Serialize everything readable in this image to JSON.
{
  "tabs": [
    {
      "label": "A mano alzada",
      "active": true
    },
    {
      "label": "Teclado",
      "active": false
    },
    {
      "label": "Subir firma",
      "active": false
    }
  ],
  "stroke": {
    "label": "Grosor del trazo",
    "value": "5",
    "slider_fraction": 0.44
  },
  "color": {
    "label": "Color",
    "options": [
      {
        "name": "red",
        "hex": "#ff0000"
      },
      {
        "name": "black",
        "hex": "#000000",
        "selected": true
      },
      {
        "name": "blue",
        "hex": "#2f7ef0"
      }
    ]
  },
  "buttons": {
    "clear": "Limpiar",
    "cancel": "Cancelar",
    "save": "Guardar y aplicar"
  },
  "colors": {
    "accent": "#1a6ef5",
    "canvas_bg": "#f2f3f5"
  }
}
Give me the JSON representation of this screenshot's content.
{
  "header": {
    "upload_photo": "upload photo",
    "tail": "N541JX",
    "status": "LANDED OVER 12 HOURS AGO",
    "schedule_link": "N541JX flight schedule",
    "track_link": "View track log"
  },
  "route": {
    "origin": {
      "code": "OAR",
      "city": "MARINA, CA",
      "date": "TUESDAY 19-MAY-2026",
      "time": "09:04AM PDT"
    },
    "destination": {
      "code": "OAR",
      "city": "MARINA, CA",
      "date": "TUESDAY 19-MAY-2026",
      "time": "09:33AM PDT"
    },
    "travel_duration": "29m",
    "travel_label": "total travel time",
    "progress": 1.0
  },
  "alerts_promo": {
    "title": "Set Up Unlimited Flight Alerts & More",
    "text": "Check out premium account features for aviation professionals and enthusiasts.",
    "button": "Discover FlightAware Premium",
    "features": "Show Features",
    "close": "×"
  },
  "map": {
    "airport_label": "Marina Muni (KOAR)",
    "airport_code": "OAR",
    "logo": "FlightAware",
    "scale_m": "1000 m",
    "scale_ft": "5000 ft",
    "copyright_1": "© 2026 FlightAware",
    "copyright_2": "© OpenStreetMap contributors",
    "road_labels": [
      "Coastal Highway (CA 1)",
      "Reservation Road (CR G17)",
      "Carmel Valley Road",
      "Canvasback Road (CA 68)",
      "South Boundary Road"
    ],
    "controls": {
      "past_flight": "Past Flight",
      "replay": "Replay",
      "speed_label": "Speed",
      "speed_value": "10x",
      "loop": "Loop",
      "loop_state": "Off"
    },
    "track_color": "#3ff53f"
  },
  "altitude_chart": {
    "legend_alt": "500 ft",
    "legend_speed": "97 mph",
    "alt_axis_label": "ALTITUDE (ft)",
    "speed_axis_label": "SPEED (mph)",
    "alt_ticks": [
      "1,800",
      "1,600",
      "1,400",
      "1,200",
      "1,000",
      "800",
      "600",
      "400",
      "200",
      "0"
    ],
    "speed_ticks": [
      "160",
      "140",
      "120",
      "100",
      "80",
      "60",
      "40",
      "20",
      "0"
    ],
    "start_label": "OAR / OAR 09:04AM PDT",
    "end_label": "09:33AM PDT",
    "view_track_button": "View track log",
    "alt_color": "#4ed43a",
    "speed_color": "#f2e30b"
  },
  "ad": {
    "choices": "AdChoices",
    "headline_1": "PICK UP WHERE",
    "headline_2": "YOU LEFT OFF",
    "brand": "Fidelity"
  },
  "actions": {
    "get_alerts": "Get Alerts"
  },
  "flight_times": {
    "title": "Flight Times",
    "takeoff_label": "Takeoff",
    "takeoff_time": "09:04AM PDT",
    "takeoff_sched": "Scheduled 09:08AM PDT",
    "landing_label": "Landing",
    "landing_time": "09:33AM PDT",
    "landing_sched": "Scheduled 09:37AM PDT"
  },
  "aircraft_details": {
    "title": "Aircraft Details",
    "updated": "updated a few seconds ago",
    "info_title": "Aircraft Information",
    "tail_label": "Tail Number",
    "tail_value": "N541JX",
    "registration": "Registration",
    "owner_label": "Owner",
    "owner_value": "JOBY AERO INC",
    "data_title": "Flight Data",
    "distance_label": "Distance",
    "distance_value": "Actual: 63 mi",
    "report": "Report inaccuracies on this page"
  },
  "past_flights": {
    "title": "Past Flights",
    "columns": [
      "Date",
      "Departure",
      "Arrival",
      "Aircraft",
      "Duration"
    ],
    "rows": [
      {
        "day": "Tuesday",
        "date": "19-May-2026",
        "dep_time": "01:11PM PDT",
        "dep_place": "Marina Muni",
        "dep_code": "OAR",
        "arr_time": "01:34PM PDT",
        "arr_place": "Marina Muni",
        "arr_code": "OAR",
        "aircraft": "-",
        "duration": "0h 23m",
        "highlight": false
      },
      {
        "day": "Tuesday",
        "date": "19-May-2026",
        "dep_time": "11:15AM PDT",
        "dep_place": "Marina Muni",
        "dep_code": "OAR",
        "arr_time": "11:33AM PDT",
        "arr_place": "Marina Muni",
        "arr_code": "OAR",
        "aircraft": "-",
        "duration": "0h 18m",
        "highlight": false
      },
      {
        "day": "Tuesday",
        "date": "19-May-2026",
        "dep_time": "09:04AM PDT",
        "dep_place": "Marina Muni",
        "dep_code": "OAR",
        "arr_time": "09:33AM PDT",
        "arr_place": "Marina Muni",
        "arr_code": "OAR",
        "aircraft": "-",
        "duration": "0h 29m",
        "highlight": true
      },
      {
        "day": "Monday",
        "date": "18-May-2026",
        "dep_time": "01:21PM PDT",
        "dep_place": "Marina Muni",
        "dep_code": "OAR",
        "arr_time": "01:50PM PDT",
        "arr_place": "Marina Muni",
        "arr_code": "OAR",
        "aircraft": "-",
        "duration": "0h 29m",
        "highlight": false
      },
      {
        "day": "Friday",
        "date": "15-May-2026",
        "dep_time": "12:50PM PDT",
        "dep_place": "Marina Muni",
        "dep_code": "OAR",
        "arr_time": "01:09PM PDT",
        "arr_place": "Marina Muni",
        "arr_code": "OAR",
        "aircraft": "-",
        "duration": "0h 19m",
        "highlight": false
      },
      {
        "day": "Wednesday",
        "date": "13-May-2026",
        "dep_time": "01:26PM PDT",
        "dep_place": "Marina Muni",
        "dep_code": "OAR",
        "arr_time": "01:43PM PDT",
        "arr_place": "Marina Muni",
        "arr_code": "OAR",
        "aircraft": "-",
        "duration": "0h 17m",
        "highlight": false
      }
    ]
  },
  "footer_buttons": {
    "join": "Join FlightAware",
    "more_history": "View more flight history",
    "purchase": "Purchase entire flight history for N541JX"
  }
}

--------

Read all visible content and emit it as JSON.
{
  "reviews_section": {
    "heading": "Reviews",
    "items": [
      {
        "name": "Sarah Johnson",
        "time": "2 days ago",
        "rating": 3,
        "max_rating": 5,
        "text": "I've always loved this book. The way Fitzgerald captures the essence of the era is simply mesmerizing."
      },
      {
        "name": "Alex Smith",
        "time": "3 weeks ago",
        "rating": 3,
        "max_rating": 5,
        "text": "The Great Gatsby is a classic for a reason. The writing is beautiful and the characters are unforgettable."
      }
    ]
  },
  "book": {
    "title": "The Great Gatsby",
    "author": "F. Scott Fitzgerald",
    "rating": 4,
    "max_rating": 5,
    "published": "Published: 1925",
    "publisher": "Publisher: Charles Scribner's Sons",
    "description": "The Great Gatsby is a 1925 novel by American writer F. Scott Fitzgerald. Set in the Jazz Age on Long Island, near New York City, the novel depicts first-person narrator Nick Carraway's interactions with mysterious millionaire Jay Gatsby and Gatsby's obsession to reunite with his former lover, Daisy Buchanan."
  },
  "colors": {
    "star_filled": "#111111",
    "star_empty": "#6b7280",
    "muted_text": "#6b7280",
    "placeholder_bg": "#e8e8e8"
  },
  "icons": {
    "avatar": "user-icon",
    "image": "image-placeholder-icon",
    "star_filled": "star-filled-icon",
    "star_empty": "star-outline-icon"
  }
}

--------

▸ Exercise prompt
From the material above, copy each line that includes the word "JSON".

▸ Solution
Serialize everything readable in this image to JSON.
Give me the JSON representation of this screenshot's content.
Read all visible content and emit it as JSON.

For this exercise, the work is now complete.